[DIRECTIVE]: Could every line of the data be printed exactly as it reads?

── MATERIAL FOR THE TASK

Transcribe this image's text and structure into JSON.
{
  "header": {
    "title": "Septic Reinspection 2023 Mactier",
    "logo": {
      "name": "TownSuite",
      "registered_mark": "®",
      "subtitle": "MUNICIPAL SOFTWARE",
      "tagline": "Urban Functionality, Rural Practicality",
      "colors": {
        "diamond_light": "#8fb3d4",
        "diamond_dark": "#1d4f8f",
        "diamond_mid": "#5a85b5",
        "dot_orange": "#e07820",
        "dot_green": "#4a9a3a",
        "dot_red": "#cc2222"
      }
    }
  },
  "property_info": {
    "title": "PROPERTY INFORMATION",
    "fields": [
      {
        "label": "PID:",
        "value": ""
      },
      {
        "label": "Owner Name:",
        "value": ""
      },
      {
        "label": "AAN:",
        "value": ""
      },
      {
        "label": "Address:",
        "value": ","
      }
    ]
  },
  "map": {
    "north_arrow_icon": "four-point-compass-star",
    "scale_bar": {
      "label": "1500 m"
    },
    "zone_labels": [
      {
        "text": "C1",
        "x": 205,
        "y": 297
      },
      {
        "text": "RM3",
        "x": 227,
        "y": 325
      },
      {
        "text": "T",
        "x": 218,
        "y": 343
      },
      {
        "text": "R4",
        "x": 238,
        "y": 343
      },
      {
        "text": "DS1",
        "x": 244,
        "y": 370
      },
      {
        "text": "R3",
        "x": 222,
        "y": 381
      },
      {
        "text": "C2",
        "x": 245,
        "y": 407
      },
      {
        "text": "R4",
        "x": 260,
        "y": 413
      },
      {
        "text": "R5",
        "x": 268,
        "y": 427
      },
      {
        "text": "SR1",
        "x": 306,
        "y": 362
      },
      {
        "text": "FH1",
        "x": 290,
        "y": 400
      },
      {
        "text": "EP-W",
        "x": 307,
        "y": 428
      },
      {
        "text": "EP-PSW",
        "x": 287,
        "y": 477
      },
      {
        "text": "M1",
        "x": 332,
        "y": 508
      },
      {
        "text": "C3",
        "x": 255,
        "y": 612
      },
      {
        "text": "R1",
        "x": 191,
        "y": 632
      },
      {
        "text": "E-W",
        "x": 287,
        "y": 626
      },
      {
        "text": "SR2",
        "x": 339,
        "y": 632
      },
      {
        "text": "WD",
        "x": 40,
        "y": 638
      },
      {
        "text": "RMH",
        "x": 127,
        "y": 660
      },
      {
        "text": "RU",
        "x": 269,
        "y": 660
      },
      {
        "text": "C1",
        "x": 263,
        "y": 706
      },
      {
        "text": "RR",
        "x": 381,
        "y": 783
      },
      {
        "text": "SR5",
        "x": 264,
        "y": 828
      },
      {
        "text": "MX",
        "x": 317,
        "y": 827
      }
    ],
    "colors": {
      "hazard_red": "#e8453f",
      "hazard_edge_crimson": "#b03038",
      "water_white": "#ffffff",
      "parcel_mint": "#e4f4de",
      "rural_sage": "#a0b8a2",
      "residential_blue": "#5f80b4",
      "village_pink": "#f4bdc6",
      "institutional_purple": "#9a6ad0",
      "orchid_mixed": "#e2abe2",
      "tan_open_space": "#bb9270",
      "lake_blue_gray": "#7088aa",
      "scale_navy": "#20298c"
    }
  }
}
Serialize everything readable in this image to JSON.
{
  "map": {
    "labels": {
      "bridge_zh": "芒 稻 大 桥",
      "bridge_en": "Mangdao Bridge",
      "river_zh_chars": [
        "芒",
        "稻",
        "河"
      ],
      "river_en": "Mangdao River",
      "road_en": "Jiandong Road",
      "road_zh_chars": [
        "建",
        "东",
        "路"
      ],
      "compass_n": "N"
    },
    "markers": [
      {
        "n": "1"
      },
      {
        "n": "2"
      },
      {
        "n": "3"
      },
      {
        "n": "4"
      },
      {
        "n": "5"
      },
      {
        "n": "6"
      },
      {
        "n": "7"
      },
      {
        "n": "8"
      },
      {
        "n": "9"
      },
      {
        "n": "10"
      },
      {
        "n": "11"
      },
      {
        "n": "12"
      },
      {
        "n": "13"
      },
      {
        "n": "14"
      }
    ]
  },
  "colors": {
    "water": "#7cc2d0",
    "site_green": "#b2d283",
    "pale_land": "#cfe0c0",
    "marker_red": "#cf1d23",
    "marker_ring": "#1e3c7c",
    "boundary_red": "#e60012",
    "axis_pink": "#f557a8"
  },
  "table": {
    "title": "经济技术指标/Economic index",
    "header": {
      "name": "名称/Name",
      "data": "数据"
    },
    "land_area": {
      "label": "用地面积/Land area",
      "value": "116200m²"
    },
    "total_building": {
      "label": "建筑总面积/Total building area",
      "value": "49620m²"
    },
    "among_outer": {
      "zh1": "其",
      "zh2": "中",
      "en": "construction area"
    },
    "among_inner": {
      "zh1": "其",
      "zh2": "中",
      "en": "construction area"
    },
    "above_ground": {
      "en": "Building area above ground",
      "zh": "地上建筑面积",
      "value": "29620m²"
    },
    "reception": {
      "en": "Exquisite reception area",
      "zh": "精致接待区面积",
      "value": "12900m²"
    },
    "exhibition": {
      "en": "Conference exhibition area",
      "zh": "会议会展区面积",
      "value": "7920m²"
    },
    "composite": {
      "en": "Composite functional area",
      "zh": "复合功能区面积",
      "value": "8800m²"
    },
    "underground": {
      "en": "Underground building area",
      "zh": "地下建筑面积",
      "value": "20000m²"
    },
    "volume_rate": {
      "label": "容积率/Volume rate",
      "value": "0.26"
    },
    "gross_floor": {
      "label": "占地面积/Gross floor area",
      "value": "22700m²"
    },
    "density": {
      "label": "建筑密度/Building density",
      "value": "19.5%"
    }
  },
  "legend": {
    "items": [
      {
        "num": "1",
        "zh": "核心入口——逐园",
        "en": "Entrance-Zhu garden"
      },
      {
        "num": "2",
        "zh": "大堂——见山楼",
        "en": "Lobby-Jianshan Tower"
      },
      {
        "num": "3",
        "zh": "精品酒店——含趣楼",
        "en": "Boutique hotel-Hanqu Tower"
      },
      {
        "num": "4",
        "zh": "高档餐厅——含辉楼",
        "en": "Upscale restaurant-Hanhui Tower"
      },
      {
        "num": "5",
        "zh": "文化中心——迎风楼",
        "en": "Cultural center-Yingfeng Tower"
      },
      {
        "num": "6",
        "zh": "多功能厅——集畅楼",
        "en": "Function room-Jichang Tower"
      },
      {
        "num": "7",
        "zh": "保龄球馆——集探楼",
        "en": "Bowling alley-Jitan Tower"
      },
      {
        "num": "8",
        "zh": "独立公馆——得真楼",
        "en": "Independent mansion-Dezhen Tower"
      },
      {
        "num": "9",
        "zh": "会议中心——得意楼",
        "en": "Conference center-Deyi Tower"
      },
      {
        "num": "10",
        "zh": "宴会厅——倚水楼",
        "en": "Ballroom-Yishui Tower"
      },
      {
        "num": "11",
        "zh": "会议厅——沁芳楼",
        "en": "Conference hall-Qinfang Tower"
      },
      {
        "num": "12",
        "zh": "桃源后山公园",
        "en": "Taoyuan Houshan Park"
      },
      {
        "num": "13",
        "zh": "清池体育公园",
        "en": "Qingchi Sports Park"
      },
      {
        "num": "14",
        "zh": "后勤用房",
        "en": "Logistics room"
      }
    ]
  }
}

────

[ANSWER FOR THE TASK]:
Transcribe this image's text and structure into JSON.
{
  "header": {
    "title": "Septic Reinspection 2023 Mactier",
    "logo": {
      "name": "TownSuite",
      "registered_mark": "®",
      "subtitle": "MUNICIPAL SOFTWARE",
      "tagline": "Urban Functionality, Rural Practicality",
      "colors": {
        "diamond_light": "#8fb3d4",
        "diamond_dark": "#1d4f8f",
        "diamond_mid": "#5a85b5",
        "dot_orange": "#e07820",
        "dot_green": "#4a9a3a",
        "dot_red": "#cc2222"
      }
    }
  },
  "property_info": {
    "title": "PROPERTY INFORMATION",
    "fields": [
      {
        "label": "PID:",
        "value": ""
      },
      {
        "label": "Owner Name:",
        "value": ""
      },
      {
        "label": "AAN:",
        "value": ""
      },
      {
        "label": "Address:",
        "value": ","
      }
    ]
  },
  "map": {
    "north_arrow_icon": "four-point-compass-star",
    "scale_bar": {
      "label": "1500 m"
    },
    "zone_labels": [
      {
        "text": "C1",
        "x": 205,
        "y": 297
      },
      {
        "text": "RM3",
        "x": 227,
        "y": 325
      },
      {
        "text": "T",
        "x": 218,
        "y": 343
      },
      {
        "text": "R4",
        "x": 238,
        "y": 343
      },
      {
        "text": "DS1",
        "x": 244,
        "y": 370
      },
      {
        "text": "R3",
        "x": 222,
        "y": 381
      },
      {
        "text": "C2",
        "x": 245,
        "y": 407
      },
      {
        "text": "R4",
        "x": 260,
        "y": 413
      },
      {
        "text": "R5",
        "x": 268,
        "y": 427
      },
      {
        "text": "SR1",
        "x": 306,
        "y": 362
      },
      {
        "text": "FH1",
        "x": 290,
        "y": 400
      },
      {
        "text": "EP-W",
        "x": 307,
        "y": 428
      },
      {
        "text": "EP-PSW",
        "x": 287,
        "y": 477
      },
      {
        "text": "M1",
        "x": 332,
        "y": 508
      },
      {
        "text": "C3",
        "x": 255,
        "y": 612
      },
      {
        "text": "R1",
        "x": 191,
        "y": 632
      },
      {
        "text": "E-W",
        "x": 287,
        "y": 626
      },
      {
        "text": "SR2",
        "x": 339,
        "y": 632
      },
      {
        "text": "WD",
        "x": 40,
        "y": 638
      },
      {
        "text": "RMH",
        "x": 127,
        "y": 660
      },
      {
        "text": "RU",
        "x": 269,
        "y": 660
      },
      {
        "text": "C1",
        "x": 263,
        "y": 706
      },
      {
        "text": "RR",
        "x": 381,
        "y": 783
      },
      {
        "text": "SR5",
        "x": 264,
        "y": 828
      },
      {
        "text": "MX",
        "x": 317,
        "y": 827
      }
    ],
    "colors": {
      "hazard_red": "#e8453f",
      "hazard_edge_crimson": "#b03038",
      "water_white": "#ffffff",
      "parcel_mint": "#e4f4de",
      "rural_sage": "#a0b8a2",
      "residential_blue": "#5f80b4",
      "village_pink": "#f4bdc6",
      "institutional_purple": "#9a6ad0",
      "orchid_mixed": "#e2abe2",
      "tan_open_space": "#bb9270",
      "lake_blue_gray": "#7088aa",
      "scale_navy": "#20298c"
    }
  }
}
Serialize everything readable in this image to JSON.
{
  "map": {
    "labels": {
      "bridge_zh": "芒 稻 大 桥",
      "bridge_en": "Mangdao Bridge",
      "river_zh_chars": [
        "芒",
        "稻",
        "河"
      ],
      "river_en": "Mangdao River",
      "road_en": "Jiandong Road",
      "road_zh_chars": [
        "建",
        "东",
        "路"
      ],
      "compass_n": "N"
    },
    "markers": [
      {
        "n": "1"
      },
      {
        "n": "2"
      },
      {
        "n": "3"
      },
      {
        "n": "4"
      },
      {
        "n": "5"
      },
      {
        "n": "6"
      },
      {
        "n": "7"
      },
      {
        "n": "8"
      },
      {
        "n": "9"
      },
      {
        "n": "10"
      },
      {
        "n": "11"
      },
      {
        "n": "12"
      },
      {
        "n": "13"
      },
      {
        "n": "14"
      }
    ]
  },
  "colors": {
    "water": "#7cc2d0",
    "site_green": "#b2d283",
    "pale_land": "#cfe0c0",
    "marker_red": "#cf1d23",
    "marker_ring": "#1e3c7c",
    "boundary_red": "#e60012",
    "axis_pink": "#f557a8"
  },
  "table": {
    "title": "经济技术指标/Economic index",
    "header": {
      "name": "名称/Name",
      "data": "数据"
    },
    "land_area": {
      "label": "用地面积/Land area",
      "value": "116200m²"
    },
    "total_building": {
      "label": "建筑总面积/Total building area",
      "value": "49620m²"
    },
    "among_outer": {
      "zh1": "其",
      "zh2": "中",
      "en": "construction area"
    },
    "among_inner": {
      "zh1": "其",
      "zh2": "中",
      "en": "construction area"
    },
    "above_ground": {
      "en": "Building area above ground",
      "zh": "地上建筑面积",
      "value": "29620m²"
    },
    "reception": {
      "en": "Exquisite reception area",
      "zh": "精致接待区面积",
      "value": "12900m²"
    },
    "exhibition": {
      "en": "Conference exhibition area",
      "zh": "会议会展区面积",
      "value": "7920m²"
    },
    "composite": {
      "en": "Composite functional area",
      "zh": "复合功能区面积",
      "value": "8800m²"
    },
    "underground": {
      "en": "Underground building area",
      "zh": "地下建筑面积",
      "value": "20000m²"
    },
    "volume_rate": {
      "label": "容积率/Volume rate",
      "value": "0.26"
    },
    "gross_floor": {
      "label": "占地面积/Gross floor area",
      "value": "22700m²"
    },
    "density": {
      "label": "建筑密度/Building density",
      "value": "19.5%"
    }
  },
  "legend": {
    "items": [
      {
        "num": "1",
        "zh": "核心入口——逐园",
        "en": "Entrance-Zhu garden"
      },
      {
        "num": "2",
        "zh": "大堂——见山楼",
        "en": "Lobby-Jianshan Tower"
      },
      {
        "num": "3",
        "zh": "精品酒店——含趣楼",
        "en": "Boutique hotel-Hanqu Tower"
      },
      {
        "num": "4",
        "zh": "高档餐厅——含辉楼",
        "en": "Upscale restaurant-Hanhui Tower"
      },
      {
        "num": "5",
        "zh": "文化中心——迎风楼",
        "en": "Cultural center-Yingfeng Tower"
      },
      {
        "num": "6",
        "zh": "多功能厅——集畅楼",
        "en": "Function room-Jichang Tower"
      },
      {
        "num": "7",
        "zh": "保龄球馆——集探楼",
        "en": "Bowling alley-Jitan Tower"
      },
      {
        "num": "8",
        "zh": "独立公馆——得真楼",
        "en": "Independent mansion-Dezhen Tower"
      },
      {
        "num": "9",
        "zh": "会议中心——得意楼",
        "en": "Conference center-Deyi Tower"
      },
      {
        "num": "10",
        "zh": "宴会厅——倚水楼",
        "en": "Ballroom-Yishui Tower"
      },
      {
        "num": "11",
        "zh": "会议厅——沁芳楼",
        "en": "Conference hall-Qinfang Tower"
      },
      {
        "num": "12",
        "zh": "桃源后山公园",
        "en": "Taoyuan Houshan Park"
      },
      {
        "num": "13",
        "zh": "清池体育公园",
        "en": "Qingchi Sports Park"
      },
      {
        "num": "14",
        "zh": "后勤用房",
        "en": "Logistics room"
      }
    ]
  }
}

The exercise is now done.